> Request: Reproduce every line of the listing below without changing anything.
- - - -
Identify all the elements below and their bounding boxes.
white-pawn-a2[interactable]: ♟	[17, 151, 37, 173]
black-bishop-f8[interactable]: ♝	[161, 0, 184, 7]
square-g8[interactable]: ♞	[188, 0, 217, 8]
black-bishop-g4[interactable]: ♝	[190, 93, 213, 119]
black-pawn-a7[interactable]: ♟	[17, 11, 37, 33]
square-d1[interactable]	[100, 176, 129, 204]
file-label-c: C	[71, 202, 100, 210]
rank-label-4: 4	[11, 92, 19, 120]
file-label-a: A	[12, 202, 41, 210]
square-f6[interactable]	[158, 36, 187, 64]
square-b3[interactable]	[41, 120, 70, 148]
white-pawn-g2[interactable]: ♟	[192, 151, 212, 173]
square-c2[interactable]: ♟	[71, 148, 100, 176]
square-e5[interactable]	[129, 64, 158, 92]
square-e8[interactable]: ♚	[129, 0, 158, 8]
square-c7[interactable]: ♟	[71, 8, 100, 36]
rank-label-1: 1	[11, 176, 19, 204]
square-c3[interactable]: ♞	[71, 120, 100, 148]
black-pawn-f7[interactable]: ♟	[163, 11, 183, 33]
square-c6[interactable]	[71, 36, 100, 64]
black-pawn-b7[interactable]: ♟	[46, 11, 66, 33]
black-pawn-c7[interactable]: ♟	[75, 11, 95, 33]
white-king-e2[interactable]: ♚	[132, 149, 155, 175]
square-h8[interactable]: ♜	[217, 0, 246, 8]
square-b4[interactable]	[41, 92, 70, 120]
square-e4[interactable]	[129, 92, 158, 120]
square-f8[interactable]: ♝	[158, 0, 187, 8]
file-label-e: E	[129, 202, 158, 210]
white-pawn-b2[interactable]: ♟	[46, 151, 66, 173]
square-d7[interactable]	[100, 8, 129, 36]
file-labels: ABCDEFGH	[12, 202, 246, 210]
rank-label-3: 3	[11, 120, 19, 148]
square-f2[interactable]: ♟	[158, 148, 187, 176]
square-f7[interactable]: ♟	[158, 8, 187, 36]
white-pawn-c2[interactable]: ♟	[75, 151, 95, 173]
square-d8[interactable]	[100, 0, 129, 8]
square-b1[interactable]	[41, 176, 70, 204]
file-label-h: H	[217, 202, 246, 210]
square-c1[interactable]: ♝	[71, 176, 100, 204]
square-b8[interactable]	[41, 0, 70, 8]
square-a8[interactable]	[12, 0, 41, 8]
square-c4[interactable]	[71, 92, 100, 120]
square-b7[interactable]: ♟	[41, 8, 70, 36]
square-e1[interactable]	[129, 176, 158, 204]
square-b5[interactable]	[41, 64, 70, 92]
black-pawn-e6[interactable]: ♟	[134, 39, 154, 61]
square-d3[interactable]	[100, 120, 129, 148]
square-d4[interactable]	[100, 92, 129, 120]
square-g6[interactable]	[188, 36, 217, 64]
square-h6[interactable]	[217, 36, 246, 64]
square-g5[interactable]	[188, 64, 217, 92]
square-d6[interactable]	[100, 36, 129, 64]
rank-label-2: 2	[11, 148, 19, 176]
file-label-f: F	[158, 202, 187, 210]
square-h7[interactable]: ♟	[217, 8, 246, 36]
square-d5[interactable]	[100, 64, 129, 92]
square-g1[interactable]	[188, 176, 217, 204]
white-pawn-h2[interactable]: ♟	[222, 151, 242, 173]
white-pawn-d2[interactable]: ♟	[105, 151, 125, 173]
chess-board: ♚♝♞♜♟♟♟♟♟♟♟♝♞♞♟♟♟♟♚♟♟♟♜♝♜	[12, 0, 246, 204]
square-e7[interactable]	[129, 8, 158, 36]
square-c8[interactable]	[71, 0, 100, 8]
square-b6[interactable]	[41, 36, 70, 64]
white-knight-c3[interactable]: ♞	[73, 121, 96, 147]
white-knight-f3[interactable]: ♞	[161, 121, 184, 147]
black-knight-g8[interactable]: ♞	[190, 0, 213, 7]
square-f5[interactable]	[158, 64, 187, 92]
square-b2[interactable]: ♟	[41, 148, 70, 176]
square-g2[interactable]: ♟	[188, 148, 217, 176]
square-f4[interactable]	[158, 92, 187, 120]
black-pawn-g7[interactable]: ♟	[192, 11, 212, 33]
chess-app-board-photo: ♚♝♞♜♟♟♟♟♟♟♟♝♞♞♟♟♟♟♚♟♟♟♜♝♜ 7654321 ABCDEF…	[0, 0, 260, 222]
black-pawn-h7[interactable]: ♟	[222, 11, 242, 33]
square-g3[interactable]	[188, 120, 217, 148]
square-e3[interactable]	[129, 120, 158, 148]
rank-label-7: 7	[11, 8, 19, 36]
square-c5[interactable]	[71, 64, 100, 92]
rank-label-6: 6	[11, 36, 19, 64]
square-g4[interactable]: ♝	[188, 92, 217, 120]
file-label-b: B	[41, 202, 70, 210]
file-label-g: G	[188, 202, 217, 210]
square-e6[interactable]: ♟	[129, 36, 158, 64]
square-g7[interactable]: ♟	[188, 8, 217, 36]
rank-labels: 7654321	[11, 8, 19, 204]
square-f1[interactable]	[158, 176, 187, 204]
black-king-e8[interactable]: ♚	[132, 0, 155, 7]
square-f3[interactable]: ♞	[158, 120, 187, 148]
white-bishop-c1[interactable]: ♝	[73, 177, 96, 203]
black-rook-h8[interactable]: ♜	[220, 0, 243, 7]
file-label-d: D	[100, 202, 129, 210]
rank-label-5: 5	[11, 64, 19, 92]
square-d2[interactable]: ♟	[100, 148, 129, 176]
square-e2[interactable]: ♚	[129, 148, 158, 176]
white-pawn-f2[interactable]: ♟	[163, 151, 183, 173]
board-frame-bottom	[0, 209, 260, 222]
- - - -
> Response:
Identify all the elements below and their bounding boxes.
white-pawn-a2[interactable]: ♟	[17, 151, 37, 173]
black-bishop-f8[interactable]: ♝	[161, 0, 184, 7]
square-g8[interactable]: ♞	[188, 0, 217, 8]
black-bishop-g4[interactable]: ♝	[190, 93, 213, 119]
black-pawn-a7[interactable]: ♟	[17, 11, 37, 33]
square-d1[interactable]	[100, 176, 129, 204]
file-label-c: C	[71, 202, 100, 210]
rank-label-4: 4	[11, 92, 19, 120]
file-label-a: A	[12, 202, 41, 210]
square-f6[interactable]	[158, 36, 187, 64]
square-b3[interactable]	[41, 120, 70, 148]
white-pawn-g2[interactable]: ♟	[192, 151, 212, 173]
square-c2[interactable]: ♟	[71, 148, 100, 176]
square-e5[interactable]	[129, 64, 158, 92]
square-e8[interactable]: ♚	[129, 0, 158, 8]
square-c7[interactable]: ♟	[71, 8, 100, 36]
rank-label-1: 1	[11, 176, 19, 204]
square-c3[interactable]: ♞	[71, 120, 100, 148]
black-pawn-f7[interactable]: ♟	[163, 11, 183, 33]
square-c6[interactable]	[71, 36, 100, 64]
black-pawn-b7[interactable]: ♟	[46, 11, 66, 33]
black-pawn-c7[interactable]: ♟	[75, 11, 95, 33]
white-king-e2[interactable]: ♚	[132, 149, 155, 175]
square-h8[interactable]: ♜	[217, 0, 246, 8]
square-b4[interactable]	[41, 92, 70, 120]
square-e4[interactable]	[129, 92, 158, 120]
square-f8[interactable]: ♝	[158, 0, 187, 8]
file-label-e: E	[129, 202, 158, 210]
white-pawn-b2[interactable]: ♟	[46, 151, 66, 173]
square-d7[interactable]	[100, 8, 129, 36]
file-labels: ABCDEFGH	[12, 202, 246, 210]
rank-label-3: 3	[11, 120, 19, 148]
square-f2[interactable]: ♟	[158, 148, 187, 176]
square-f7[interactable]: ♟	[158, 8, 187, 36]
white-pawn-c2[interactable]: ♟	[75, 151, 95, 173]
square-d8[interactable]	[100, 0, 129, 8]
square-b1[interactable]	[41, 176, 70, 204]
file-label-h: H	[217, 202, 246, 210]
square-c1[interactable]: ♝	[71, 176, 100, 204]
square-b8[interactable]	[41, 0, 70, 8]
square-a8[interactable]	[12, 0, 41, 8]
square-c4[interactable]	[71, 92, 100, 120]
square-b7[interactable]: ♟	[41, 8, 70, 36]
square-e1[interactable]	[129, 176, 158, 204]
square-b5[interactable]	[41, 64, 70, 92]
black-pawn-e6[interactable]: ♟	[134, 39, 154, 61]
square-d3[interactable]	[100, 120, 129, 148]
square-d4[interactable]	[100, 92, 129, 120]
square-g6[interactable]	[188, 36, 217, 64]
square-h6[interactable]	[217, 36, 246, 64]
square-g5[interactable]	[188, 64, 217, 92]
square-d6[interactable]	[100, 36, 129, 64]
rank-label-2: 2	[11, 148, 19, 176]
file-label-f: F	[158, 202, 187, 210]
square-h7[interactable]: ♟	[217, 8, 246, 36]
square-d5[interactable]	[100, 64, 129, 92]
square-g1[interactable]	[188, 176, 217, 204]
white-pawn-h2[interactable]: ♟	[222, 151, 242, 173]
white-pawn-d2[interactable]: ♟	[105, 151, 125, 173]
chess-board: ♚♝♞♜♟♟♟♟♟♟♟♝♞♞♟♟♟♟♚♟♟♟♜♝♜	[12, 0, 246, 204]
square-e7[interactable]	[129, 8, 158, 36]
square-c8[interactable]	[71, 0, 100, 8]
square-b6[interactable]	[41, 36, 70, 64]
white-knight-c3[interactable]: ♞	[73, 121, 96, 147]
white-knight-f3[interactable]: ♞	[161, 121, 184, 147]
black-knight-g8[interactable]: ♞	[190, 0, 213, 7]
square-f5[interactable]	[158, 64, 187, 92]
square-b2[interactable]: ♟	[41, 148, 70, 176]
square-g2[interactable]: ♟	[188, 148, 217, 176]
square-f4[interactable]	[158, 92, 187, 120]
black-pawn-g7[interactable]: ♟	[192, 11, 212, 33]
chess-app-board-photo: ♚♝♞♜♟♟♟♟♟♟♟♝♞♞♟♟♟♟♚♟♟♟♜♝♜ 7654321 ABCDEF…	[0, 0, 260, 222]
black-pawn-h7[interactable]: ♟	[222, 11, 242, 33]
square-g3[interactable]	[188, 120, 217, 148]
square-e3[interactable]	[129, 120, 158, 148]
rank-label-7: 7	[11, 8, 19, 36]
square-c5[interactable]	[71, 64, 100, 92]
rank-label-6: 6	[11, 36, 19, 64]
square-g4[interactable]: ♝	[188, 92, 217, 120]
file-label-b: B	[41, 202, 70, 210]
file-label-g: G	[188, 202, 217, 210]
square-e6[interactable]: ♟	[129, 36, 158, 64]
square-g7[interactable]: ♟	[188, 8, 217, 36]
rank-labels: 7654321	[11, 8, 19, 204]
square-f1[interactable]	[158, 176, 187, 204]
black-king-e8[interactable]: ♚	[132, 0, 155, 7]
square-f3[interactable]: ♞	[158, 120, 187, 148]
white-bishop-c1[interactable]: ♝	[73, 177, 96, 203]
black-rook-h8[interactable]: ♜	[220, 0, 243, 7]
file-label-d: D	[100, 202, 129, 210]
rank-label-5: 5	[11, 64, 19, 92]
square-d2[interactable]: ♟	[100, 148, 129, 176]
square-e2[interactable]: ♚	[129, 148, 158, 176]
white-pawn-f2[interactable]: ♟	[163, 151, 183, 173]
board-frame-bottom	[0, 209, 260, 222]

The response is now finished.